_Exercise task_:
Copy nothing but the text: repeat each entry exactly and drop the images.

========================

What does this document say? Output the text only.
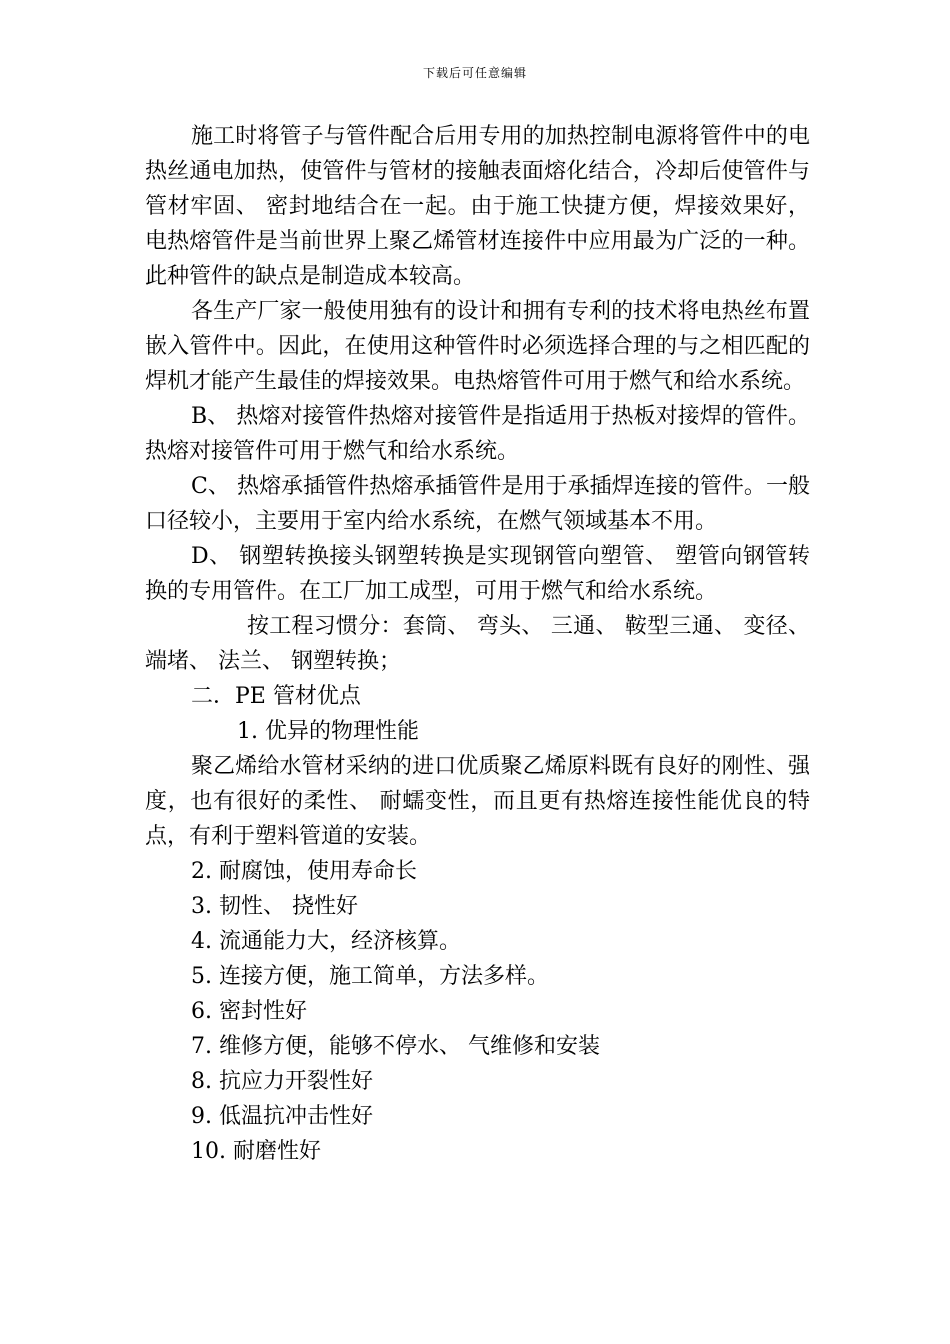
下载后可任意编辑

施工时将管子与管件配合后用专用的加热控制电源将管件中的电热丝通电加热，使管件与管材的接触表面熔化结合，冷却后使管件与管材牢固、 密封地结合在一起。由于施工快捷方便，焊接效果好，电热熔管件是当前世界上聚乙烯管材连接件中应用最为广泛的一种。此种管件的缺点是制造成本较高。

各生产厂家一般使用独有的设计和拥有专利的技术将电热丝布置嵌入管件中。因此，在使用这种管件时必须选择合理的与之相匹配的焊机才能产生最佳的焊接效果。电热熔管件可用于燃气和给水系统。

B、 热熔对接管件热熔对接管件是指适用于热板对接焊的管件。热熔对接管件可用于燃气和给水系统。

C、 热熔承插管件热熔承插管件是用于承插焊连接的管件。一般口径较小，主要用于室内给水系统，在燃气领域基本不用。

D、 钢塑转换接头钢塑转换是实现钢管向塑管、 塑管向钢管转换的专用管件。在工厂加工成型，可用于燃气和给水系统。

按工程习惯分：套筒、 弯头、 三通、 鞍型三通、 变径、 端堵、 法兰、 钢塑转换；

二．PE 管材优点

1. 优异的物理性能

聚乙烯给水管材采纳的进口优质聚乙烯原料既有良好的刚性、强度，也有很好的柔性、 耐蠕变性，而且更有热熔连接性能优良的特点，有利于塑料管道的安装。

2. 耐腐蚀，使用寿命长

3. 韧性、 挠性好

4. 流通能力大，经济核算。

5. 连接方便，施工简单，方法多样。

6. 密封性好

7. 维修方便，能够不停水、 气维修和安装

8. 抗应力开裂性好

9. 低温抗冲击性好

10. 耐磨性好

========================

_Reply to the exercise_:
What does this document say? Output the text only.
下载后可任意编辑

施工时将管子与管件配合后用专用的加热控制电源将管件中的电热丝通电加热，使管件与管材的接触表面熔化结合，冷却后使管件与管材牢固、 密封地结合在一起。由于施工快捷方便，焊接效果好，电热熔管件是当前世界上聚乙烯管材连接件中应用最为广泛的一种。此种管件的缺点是制造成本较高。

各生产厂家一般使用独有的设计和拥有专利的技术将电热丝布置嵌入管件中。因此，在使用这种管件时必须选择合理的与之相匹配的焊机才能产生最佳的焊接效果。电热熔管件可用于燃气和给水系统。

B、 热熔对接管件热熔对接管件是指适用于热板对接焊的管件。热熔对接管件可用于燃气和给水系统。

C、 热熔承插管件热熔承插管件是用于承插焊连接的管件。一般口径较小，主要用于室内给水系统，在燃气领域基本不用。

D、 钢塑转换接头钢塑转换是实现钢管向塑管、 塑管向钢管转换的专用管件。在工厂加工成型，可用于燃气和给水系统。

按工程习惯分：套筒、 弯头、 三通、 鞍型三通、 变径、 端堵、 法兰、 钢塑转换；

二．PE 管材优点

1. 优异的物理性能

聚乙烯给水管材采纳的进口优质聚乙烯原料既有良好的刚性、强度，也有很好的柔性、 耐蠕变性，而且更有热熔连接性能优良的特点，有利于塑料管道的安装。

2. 耐腐蚀，使用寿命长

3. 韧性、 挠性好

4. 流通能力大，经济核算。

5. 连接方便，施工简单，方法多样。

6. 密封性好

7. 维修方便，能够不停水、 气维修和安装

8. 抗应力开裂性好

9. 低温抗冲击性好

10. 耐磨性好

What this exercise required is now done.